Exercise instructions: Quote the line containing "What's the underlying" and all lines that follow it in the listing below, exactly as written.

Dataset rows:

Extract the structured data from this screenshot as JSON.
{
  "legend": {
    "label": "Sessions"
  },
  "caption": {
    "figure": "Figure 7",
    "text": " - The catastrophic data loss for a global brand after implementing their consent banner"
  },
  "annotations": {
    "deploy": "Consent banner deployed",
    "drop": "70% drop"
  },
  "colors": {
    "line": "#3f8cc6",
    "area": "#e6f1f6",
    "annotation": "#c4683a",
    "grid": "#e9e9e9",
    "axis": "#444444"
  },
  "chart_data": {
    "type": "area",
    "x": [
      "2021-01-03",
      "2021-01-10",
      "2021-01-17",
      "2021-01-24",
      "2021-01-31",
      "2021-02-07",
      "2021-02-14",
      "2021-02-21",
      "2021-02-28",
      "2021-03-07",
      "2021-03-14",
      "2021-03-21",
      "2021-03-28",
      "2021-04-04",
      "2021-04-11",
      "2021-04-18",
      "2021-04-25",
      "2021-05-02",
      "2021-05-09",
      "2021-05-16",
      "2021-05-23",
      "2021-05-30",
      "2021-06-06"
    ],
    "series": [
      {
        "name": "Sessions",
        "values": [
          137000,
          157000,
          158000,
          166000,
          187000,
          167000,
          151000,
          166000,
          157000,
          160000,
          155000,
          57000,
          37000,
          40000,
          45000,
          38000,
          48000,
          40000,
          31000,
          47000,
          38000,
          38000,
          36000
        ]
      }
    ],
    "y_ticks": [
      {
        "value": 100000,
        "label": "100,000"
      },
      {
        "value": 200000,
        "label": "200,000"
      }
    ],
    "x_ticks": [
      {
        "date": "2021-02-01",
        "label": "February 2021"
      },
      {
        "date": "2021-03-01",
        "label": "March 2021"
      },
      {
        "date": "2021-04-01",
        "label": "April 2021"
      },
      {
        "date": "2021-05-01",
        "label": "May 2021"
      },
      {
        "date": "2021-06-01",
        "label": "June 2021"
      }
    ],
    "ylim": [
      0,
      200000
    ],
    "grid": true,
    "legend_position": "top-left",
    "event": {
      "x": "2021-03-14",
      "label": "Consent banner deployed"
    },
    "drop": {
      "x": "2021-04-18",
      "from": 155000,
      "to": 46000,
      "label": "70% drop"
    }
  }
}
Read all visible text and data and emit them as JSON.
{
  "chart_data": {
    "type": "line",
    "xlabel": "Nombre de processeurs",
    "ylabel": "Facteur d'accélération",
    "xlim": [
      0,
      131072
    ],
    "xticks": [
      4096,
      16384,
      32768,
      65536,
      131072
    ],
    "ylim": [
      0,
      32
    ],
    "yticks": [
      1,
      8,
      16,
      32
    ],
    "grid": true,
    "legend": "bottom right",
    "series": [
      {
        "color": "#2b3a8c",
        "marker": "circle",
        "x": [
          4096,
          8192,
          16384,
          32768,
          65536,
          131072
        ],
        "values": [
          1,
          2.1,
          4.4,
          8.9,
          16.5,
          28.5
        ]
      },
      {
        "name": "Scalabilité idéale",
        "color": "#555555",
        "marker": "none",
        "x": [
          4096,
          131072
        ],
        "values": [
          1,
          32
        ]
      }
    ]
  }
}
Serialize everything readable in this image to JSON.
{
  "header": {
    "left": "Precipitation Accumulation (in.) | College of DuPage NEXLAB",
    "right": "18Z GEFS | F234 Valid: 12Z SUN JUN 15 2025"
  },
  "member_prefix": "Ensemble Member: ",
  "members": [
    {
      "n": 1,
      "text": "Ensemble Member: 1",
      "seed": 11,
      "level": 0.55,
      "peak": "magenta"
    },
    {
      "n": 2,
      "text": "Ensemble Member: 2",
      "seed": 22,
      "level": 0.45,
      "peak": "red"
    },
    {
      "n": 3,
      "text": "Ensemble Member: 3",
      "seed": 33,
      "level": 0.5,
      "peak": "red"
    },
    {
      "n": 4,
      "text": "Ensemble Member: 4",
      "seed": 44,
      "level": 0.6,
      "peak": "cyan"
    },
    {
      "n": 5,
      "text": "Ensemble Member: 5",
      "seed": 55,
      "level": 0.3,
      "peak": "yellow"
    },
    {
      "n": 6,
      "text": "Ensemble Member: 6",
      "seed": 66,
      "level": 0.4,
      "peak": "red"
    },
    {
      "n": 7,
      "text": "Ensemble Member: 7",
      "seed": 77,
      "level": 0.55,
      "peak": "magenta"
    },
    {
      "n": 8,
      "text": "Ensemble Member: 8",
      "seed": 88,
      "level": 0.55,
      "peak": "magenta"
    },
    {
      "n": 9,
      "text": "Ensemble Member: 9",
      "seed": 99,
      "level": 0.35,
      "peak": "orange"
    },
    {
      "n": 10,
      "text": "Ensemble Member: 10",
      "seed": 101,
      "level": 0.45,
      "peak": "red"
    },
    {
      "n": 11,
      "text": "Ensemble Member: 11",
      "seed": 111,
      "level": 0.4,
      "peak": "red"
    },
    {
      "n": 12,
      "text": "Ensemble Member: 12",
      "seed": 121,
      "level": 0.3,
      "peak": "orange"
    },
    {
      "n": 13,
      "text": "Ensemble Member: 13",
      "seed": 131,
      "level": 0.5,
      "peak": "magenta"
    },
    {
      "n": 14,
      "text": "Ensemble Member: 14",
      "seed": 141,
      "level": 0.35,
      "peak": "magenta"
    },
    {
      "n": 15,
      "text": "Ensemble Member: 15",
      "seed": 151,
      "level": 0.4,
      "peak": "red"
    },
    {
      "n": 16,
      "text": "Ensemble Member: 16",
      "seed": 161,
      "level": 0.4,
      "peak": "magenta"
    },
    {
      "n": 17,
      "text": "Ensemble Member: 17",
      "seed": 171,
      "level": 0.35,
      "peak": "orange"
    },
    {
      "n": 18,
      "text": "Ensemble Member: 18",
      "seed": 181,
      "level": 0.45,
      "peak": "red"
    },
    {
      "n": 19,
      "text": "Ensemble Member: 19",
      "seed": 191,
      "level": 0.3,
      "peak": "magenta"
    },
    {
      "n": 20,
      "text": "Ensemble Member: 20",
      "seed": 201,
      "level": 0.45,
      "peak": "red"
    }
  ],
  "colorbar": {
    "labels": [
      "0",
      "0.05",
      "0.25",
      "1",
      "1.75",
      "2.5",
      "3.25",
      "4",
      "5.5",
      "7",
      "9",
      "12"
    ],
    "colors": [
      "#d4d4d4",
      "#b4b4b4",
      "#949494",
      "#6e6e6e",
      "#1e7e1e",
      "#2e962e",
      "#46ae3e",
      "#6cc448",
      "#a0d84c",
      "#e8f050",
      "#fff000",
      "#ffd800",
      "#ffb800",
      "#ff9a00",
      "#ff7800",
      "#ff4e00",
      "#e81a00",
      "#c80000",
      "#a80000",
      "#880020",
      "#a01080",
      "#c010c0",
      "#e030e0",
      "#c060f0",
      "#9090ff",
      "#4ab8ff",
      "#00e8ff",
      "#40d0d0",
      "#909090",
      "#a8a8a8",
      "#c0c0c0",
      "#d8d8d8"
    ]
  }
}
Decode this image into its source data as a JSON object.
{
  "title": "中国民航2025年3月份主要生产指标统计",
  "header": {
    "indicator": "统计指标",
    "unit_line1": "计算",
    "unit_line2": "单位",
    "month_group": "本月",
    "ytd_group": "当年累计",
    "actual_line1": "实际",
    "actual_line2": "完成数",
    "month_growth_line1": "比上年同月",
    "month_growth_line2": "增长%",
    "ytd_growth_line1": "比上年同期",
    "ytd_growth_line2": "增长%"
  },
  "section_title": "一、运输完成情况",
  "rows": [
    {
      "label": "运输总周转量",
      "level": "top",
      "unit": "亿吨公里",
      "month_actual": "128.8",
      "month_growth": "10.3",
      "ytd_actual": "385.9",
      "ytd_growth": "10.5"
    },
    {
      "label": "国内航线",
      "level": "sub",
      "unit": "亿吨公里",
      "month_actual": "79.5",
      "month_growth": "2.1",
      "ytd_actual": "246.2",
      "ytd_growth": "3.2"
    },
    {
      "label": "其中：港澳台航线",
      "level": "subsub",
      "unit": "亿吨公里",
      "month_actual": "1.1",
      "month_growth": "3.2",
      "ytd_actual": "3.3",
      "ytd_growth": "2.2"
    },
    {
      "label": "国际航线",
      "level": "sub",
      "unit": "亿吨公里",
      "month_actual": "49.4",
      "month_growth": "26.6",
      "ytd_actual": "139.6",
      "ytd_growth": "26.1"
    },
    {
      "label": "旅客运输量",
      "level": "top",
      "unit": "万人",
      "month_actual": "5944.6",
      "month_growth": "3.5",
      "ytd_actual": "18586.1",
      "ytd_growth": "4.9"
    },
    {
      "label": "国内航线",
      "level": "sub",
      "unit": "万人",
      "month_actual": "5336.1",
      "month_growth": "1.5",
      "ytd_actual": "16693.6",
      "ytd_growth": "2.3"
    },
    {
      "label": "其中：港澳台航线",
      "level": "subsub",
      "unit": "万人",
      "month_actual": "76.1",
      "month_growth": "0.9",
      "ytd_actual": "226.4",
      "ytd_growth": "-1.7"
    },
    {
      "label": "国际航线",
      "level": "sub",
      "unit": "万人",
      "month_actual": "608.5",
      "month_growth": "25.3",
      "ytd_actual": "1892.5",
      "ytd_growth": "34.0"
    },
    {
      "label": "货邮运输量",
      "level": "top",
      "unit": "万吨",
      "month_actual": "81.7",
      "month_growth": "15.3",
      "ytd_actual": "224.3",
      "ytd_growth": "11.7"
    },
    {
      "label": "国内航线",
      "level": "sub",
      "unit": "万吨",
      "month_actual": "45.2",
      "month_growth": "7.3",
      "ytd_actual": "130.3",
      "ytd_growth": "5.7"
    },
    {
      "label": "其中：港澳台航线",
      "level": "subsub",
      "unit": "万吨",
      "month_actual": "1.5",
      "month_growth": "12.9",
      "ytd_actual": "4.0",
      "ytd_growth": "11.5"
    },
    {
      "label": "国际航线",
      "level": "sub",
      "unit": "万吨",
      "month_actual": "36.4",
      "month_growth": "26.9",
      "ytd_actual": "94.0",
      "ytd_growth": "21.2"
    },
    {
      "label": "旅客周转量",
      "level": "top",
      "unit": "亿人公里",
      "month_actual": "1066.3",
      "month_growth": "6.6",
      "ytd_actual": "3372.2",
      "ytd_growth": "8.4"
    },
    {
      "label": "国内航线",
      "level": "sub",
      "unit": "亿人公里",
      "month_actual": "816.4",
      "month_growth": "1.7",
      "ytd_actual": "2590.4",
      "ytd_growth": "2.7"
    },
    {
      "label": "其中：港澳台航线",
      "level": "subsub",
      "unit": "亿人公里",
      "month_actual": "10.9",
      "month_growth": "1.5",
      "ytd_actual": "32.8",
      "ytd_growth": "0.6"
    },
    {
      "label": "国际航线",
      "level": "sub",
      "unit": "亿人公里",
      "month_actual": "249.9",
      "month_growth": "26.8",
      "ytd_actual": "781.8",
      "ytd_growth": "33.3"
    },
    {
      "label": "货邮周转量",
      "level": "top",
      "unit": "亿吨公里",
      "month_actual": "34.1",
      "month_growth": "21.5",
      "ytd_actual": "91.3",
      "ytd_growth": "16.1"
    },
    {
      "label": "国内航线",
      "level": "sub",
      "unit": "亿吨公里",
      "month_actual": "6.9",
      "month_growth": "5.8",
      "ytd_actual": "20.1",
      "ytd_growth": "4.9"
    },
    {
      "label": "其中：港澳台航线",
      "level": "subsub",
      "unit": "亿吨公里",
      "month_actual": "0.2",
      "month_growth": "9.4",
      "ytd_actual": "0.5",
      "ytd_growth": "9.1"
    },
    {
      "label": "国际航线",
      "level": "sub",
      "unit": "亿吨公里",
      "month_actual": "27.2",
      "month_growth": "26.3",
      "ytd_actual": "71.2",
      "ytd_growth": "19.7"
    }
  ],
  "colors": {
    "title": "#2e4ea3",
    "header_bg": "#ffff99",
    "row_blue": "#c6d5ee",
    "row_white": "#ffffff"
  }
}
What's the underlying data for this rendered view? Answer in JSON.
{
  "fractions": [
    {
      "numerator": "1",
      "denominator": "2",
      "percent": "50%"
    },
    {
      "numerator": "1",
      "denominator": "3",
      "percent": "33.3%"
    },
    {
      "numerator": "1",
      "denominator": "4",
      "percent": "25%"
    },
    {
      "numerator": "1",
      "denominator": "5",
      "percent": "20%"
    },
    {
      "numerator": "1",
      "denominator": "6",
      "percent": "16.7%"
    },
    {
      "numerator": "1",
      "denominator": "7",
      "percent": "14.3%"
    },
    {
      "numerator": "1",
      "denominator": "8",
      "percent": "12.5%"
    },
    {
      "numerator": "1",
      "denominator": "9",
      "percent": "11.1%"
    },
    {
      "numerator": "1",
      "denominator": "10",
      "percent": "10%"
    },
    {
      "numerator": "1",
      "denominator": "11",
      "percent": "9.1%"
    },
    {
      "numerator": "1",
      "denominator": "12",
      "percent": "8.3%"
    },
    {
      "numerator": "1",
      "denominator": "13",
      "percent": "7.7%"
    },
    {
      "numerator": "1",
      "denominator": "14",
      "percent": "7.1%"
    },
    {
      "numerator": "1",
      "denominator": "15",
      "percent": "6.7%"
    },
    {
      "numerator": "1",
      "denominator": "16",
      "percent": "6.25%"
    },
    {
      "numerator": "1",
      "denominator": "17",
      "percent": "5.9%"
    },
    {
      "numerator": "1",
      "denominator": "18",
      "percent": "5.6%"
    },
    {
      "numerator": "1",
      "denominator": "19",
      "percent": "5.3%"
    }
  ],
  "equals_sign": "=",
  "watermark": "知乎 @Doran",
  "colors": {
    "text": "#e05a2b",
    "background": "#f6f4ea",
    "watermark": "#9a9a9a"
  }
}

Reply to the task:
What's the underlying data for this rendered view? Answer in JSON.
{
  "fractions": [
    {
      "numerator": "1",
      "denominator": "2",
      "percent": "50%"
    },
    {
      "numerator": "1",
      "denominator": "3",
      "percent": "33.3%"
    },
    {
      "numerator": "1",
      "denominator": "4",
      "percent": "25%"
    },
    {
      "numerator": "1",
      "denominator": "5",
      "percent": "20%"
    },
    {
      "numerator": "1",
      "denominator": "6",
      "percent": "16.7%"
    },
    {
      "numerator": "1",
      "denominator": "7",
      "percent": "14.3%"
    },
    {
      "numerator": "1",
      "denominator": "8",
      "percent": "12.5%"
    },
    {
      "numerator": "1",
      "denominator": "9",
      "percent": "11.1%"
    },
    {
      "numerator": "1",
      "denominator": "10",
      "percent": "10%"
    },
    {
      "numerator": "1",
      "denominator": "11",
      "percent": "9.1%"
    },
    {
      "numerator": "1",
      "denominator": "12",
      "percent": "8.3%"
    },
    {
      "numerator": "1",
      "denominator": "13",
      "percent": "7.7%"
    },
    {
      "numerator": "1",
      "denominator": "14",
      "percent": "7.1%"
    },
    {
      "numerator": "1",
      "denominator": "15",
      "percent": "6.7%"
    },
    {
      "numerator": "1",
      "denominator": "16",
      "percent": "6.25%"
    },
    {
      "numerator": "1",
      "denominator": "17",
      "percent": "5.9%"
    },
    {
      "numerator": "1",
      "denominator": "18",
      "percent": "5.6%"
    },
    {
      "numerator": "1",
      "denominator": "19",
      "percent": "5.3%"
    }
  ],
  "equals_sign": "=",
  "watermark": "知乎 @Doran",
  "colors": {
    "text": "#e05a2b",
    "background": "#f6f4ea",
    "watermark": "#9a9a9a"
  }
}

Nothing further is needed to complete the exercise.